Check every line of the material below for "хмаркиʹ". Give the number of lines that have it, and only that.

+++

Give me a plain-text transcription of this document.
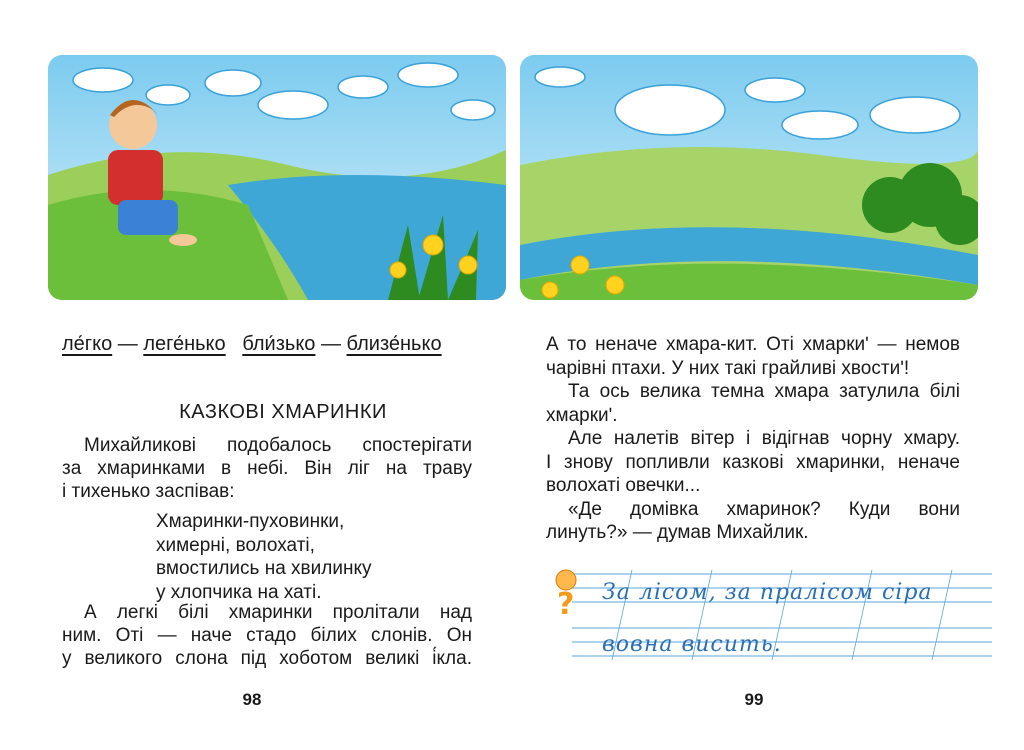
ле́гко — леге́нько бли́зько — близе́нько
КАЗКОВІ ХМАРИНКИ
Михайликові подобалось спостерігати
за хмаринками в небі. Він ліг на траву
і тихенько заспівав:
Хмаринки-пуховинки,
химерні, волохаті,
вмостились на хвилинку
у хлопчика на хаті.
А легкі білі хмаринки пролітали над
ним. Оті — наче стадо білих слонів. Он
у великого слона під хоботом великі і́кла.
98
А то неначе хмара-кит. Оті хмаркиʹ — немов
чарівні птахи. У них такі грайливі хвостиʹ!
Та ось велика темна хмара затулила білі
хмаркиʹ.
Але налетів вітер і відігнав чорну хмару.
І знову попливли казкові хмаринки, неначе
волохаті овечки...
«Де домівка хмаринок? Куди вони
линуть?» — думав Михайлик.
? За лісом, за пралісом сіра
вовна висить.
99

+++

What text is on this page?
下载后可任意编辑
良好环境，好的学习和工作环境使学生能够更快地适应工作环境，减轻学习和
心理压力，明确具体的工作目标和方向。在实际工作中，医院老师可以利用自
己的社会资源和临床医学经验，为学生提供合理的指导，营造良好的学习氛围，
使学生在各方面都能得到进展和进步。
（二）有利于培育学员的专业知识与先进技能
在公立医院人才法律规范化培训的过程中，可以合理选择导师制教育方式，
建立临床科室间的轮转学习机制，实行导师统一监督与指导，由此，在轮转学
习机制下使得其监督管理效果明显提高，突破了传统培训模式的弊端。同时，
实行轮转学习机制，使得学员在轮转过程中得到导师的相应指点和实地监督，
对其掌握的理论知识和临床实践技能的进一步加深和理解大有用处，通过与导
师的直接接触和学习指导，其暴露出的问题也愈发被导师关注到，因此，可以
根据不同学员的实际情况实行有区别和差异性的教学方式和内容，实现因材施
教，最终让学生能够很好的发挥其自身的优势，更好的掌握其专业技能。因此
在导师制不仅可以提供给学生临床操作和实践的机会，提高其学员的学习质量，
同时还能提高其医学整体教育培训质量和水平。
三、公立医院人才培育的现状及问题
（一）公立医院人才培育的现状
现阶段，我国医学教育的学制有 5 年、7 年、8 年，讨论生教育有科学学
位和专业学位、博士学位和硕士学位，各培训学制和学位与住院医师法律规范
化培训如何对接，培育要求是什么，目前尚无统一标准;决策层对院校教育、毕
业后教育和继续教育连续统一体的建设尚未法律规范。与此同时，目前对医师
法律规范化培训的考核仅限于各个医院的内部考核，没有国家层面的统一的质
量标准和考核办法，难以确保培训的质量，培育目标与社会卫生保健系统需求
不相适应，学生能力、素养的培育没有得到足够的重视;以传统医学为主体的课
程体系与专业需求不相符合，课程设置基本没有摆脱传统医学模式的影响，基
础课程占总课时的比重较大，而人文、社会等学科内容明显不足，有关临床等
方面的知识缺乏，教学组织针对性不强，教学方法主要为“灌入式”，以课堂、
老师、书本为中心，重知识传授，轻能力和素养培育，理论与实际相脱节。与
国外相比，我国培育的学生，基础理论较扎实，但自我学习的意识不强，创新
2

+++

- EXERCISE RESPONSE
2